[Task prompt]: Can you reproduce the listing below line for line, with every character and number left unchanged?

[Material]:
* * * *

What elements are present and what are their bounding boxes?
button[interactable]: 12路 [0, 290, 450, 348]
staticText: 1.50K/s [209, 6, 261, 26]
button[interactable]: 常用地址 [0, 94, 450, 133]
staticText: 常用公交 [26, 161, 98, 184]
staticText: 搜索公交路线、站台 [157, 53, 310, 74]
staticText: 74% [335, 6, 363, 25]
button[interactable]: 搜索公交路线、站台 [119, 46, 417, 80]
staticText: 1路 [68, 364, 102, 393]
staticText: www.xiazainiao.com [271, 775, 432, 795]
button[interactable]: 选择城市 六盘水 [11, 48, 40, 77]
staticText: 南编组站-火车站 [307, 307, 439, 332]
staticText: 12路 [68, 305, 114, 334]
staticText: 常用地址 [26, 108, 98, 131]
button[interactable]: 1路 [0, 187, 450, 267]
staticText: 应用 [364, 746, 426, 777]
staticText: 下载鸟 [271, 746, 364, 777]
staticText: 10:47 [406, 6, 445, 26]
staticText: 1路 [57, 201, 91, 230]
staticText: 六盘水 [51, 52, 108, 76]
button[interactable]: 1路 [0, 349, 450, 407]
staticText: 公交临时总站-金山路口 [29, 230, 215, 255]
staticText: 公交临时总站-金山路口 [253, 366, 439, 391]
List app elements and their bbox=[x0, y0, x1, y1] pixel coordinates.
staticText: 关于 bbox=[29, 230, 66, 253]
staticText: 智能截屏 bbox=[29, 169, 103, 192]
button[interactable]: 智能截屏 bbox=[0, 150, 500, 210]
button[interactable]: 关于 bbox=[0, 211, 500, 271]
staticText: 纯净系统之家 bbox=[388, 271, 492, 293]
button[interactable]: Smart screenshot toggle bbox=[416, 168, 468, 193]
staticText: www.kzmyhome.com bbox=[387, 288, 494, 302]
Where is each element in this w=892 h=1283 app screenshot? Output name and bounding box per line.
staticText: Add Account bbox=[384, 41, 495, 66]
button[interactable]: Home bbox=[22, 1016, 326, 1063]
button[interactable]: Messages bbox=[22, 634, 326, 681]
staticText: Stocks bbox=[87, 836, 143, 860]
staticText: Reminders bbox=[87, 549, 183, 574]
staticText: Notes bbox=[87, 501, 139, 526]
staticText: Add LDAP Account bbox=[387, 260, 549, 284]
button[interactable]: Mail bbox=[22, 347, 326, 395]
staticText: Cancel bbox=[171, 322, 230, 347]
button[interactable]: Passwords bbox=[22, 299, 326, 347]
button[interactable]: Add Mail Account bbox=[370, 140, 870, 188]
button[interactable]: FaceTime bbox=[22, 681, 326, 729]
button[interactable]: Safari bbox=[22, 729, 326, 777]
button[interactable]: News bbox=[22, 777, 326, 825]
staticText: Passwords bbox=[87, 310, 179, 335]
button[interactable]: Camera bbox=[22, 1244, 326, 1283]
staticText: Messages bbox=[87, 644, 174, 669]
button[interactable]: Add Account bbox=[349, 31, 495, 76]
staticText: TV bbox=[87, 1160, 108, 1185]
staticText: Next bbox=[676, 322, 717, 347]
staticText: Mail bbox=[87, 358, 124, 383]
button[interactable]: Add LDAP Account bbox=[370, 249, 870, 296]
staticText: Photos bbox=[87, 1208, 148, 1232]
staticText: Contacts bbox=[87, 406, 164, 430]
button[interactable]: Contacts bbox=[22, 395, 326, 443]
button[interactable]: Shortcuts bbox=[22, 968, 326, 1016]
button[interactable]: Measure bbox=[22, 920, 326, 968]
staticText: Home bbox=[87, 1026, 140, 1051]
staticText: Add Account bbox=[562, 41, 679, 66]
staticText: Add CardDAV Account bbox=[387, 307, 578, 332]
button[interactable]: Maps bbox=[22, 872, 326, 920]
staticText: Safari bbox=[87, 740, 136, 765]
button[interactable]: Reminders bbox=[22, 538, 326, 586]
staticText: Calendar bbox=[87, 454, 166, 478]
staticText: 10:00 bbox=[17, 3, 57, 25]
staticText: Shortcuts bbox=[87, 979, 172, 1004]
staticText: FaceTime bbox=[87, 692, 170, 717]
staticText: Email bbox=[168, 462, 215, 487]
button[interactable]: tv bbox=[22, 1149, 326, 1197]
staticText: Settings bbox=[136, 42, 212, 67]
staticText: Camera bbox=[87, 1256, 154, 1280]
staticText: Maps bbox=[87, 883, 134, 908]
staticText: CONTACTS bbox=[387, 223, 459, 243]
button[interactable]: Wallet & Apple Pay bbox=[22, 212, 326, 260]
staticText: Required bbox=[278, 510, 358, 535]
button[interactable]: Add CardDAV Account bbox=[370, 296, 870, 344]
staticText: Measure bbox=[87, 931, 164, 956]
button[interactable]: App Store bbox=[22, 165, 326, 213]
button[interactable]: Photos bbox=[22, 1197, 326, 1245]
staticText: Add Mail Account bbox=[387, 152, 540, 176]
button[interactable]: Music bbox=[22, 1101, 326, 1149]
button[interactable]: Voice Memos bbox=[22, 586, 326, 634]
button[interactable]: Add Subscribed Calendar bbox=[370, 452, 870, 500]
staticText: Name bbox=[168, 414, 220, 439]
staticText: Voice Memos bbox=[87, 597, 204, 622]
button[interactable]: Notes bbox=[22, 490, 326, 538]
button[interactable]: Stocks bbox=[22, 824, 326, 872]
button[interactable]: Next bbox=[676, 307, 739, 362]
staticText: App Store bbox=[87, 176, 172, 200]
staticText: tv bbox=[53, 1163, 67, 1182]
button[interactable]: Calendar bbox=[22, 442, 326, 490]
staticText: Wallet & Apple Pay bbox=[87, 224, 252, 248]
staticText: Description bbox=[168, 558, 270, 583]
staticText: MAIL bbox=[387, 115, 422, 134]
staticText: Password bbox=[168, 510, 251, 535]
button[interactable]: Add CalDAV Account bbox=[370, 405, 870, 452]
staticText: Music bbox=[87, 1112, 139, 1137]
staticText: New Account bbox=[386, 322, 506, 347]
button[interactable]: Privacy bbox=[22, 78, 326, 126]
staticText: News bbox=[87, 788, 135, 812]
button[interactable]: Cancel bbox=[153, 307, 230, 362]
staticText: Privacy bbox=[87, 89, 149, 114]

* * * *

[Task output]:
What elements are present and what are their bounding boxes?
button[interactable]: 12路 [0, 290, 450, 348]
staticText: 1.50K/s [209, 6, 261, 26]
button[interactable]: 常用地址 [0, 94, 450, 133]
staticText: 常用公交 [26, 161, 98, 184]
staticText: 搜索公交路线、站台 [157, 53, 310, 74]
staticText: 74% [335, 6, 363, 25]
button[interactable]: 搜索公交路线、站台 [119, 46, 417, 80]
staticText: 1路 [68, 364, 102, 393]
staticText: www.xiazainiao.com [271, 775, 432, 795]
button[interactable]: 选择城市 六盘水 [11, 48, 40, 77]
staticText: 南编组站-火车站 [307, 307, 439, 332]
staticText: 12路 [68, 305, 114, 334]
staticText: 常用地址 [26, 108, 98, 131]
button[interactable]: 1路 [0, 187, 450, 267]
staticText: 应用 [364, 746, 426, 777]
staticText: 下载鸟 [271, 746, 364, 777]
staticText: 10:47 [406, 6, 445, 26]
staticText: 1路 [57, 201, 91, 230]
staticText: 六盘水 [51, 52, 108, 76]
button[interactable]: 1路 [0, 349, 450, 407]
staticText: 公交临时总站-金山路口 [29, 230, 215, 255]
staticText: 公交临时总站-金山路口 [253, 366, 439, 391]
List app elements and their bbox=[x0, y0, x1, y1] pixel coordinates.
staticText: 关于 bbox=[29, 230, 66, 253]
staticText: 智能截屏 bbox=[29, 169, 103, 192]
button[interactable]: 智能截屏 bbox=[0, 150, 500, 210]
button[interactable]: 关于 bbox=[0, 211, 500, 271]
staticText: 纯净系统之家 bbox=[388, 271, 492, 293]
button[interactable]: Smart screenshot toggle bbox=[416, 168, 468, 193]
staticText: www.kzmyhome.com bbox=[387, 288, 494, 302]
Where is each element in this w=892 h=1283 app screenshot? Output name and bounding box per line.
staticText: Add Account bbox=[384, 41, 495, 66]
button[interactable]: Home bbox=[22, 1016, 326, 1063]
button[interactable]: Messages bbox=[22, 634, 326, 681]
staticText: Stocks bbox=[87, 836, 143, 860]
staticText: Reminders bbox=[87, 549, 183, 574]
staticText: Notes bbox=[87, 501, 139, 526]
staticText: Add LDAP Account bbox=[387, 260, 549, 284]
button[interactable]: Mail bbox=[22, 347, 326, 395]
staticText: Cancel bbox=[171, 322, 230, 347]
button[interactable]: Passwords bbox=[22, 299, 326, 347]
button[interactable]: Add Mail Account bbox=[370, 140, 870, 188]
button[interactable]: FaceTime bbox=[22, 681, 326, 729]
button[interactable]: Safari bbox=[22, 729, 326, 777]
button[interactable]: News bbox=[22, 777, 326, 825]
staticText: Passwords bbox=[87, 310, 179, 335]
button[interactable]: Camera bbox=[22, 1244, 326, 1283]
staticText: Messages bbox=[87, 644, 174, 669]
button[interactable]: Add Account bbox=[349, 31, 495, 76]
staticText: TV bbox=[87, 1160, 108, 1185]
staticText: Next bbox=[676, 322, 717, 347]
staticText: Mail bbox=[87, 358, 124, 383]
button[interactable]: Add LDAP Account bbox=[370, 249, 870, 296]
staticText: Photos bbox=[87, 1208, 148, 1232]
staticText: Contacts bbox=[87, 406, 164, 430]
button[interactable]: Contacts bbox=[22, 395, 326, 443]
button[interactable]: Shortcuts bbox=[22, 968, 326, 1016]
button[interactable]: Measure bbox=[22, 920, 326, 968]
staticText: Home bbox=[87, 1026, 140, 1051]
staticText: Add Account bbox=[562, 41, 679, 66]
staticText: Add CardDAV Account bbox=[387, 307, 578, 332]
button[interactable]: Maps bbox=[22, 872, 326, 920]
staticText: Safari bbox=[87, 740, 136, 765]
button[interactable]: Reminders bbox=[22, 538, 326, 586]
staticText: Calendar bbox=[87, 454, 166, 478]
staticText: 10:00 bbox=[17, 3, 57, 25]
staticText: Shortcuts bbox=[87, 979, 172, 1004]
staticText: FaceTime bbox=[87, 692, 170, 717]
staticText: Email bbox=[168, 462, 215, 487]
button[interactable]: tv bbox=[22, 1149, 326, 1197]
staticText: Settings bbox=[136, 42, 212, 67]
staticText: Camera bbox=[87, 1256, 154, 1280]
staticText: Maps bbox=[87, 883, 134, 908]
staticText: CONTACTS bbox=[387, 223, 459, 243]
button[interactable]: Wallet & Apple Pay bbox=[22, 212, 326, 260]
staticText: Required bbox=[278, 510, 358, 535]
button[interactable]: Add CardDAV Account bbox=[370, 296, 870, 344]
staticText: Measure bbox=[87, 931, 164, 956]
button[interactable]: App Store bbox=[22, 165, 326, 213]
button[interactable]: Photos bbox=[22, 1197, 326, 1245]
staticText: Add Mail Account bbox=[387, 152, 540, 176]
button[interactable]: Music bbox=[22, 1101, 326, 1149]
button[interactable]: Voice Memos bbox=[22, 586, 326, 634]
button[interactable]: Add Subscribed Calendar bbox=[370, 452, 870, 500]
staticText: Name bbox=[168, 414, 220, 439]
staticText: Voice Memos bbox=[87, 597, 204, 622]
button[interactable]: Notes bbox=[22, 490, 326, 538]
button[interactable]: Stocks bbox=[22, 824, 326, 872]
button[interactable]: Next bbox=[676, 307, 739, 362]
staticText: App Store bbox=[87, 176, 172, 200]
staticText: tv bbox=[53, 1163, 67, 1182]
button[interactable]: Calendar bbox=[22, 442, 326, 490]
staticText: Wallet & Apple Pay bbox=[87, 224, 252, 248]
staticText: Description bbox=[168, 558, 270, 583]
staticText: MAIL bbox=[387, 115, 422, 134]
staticText: Password bbox=[168, 510, 251, 535]
button[interactable]: Add CalDAV Account bbox=[370, 405, 870, 452]
staticText: Music bbox=[87, 1112, 139, 1137]
staticText: New Account bbox=[386, 322, 506, 347]
button[interactable]: Privacy bbox=[22, 78, 326, 126]
staticText: News bbox=[87, 788, 135, 812]
button[interactable]: Cancel bbox=[153, 307, 230, 362]
staticText: Privacy bbox=[87, 89, 149, 114]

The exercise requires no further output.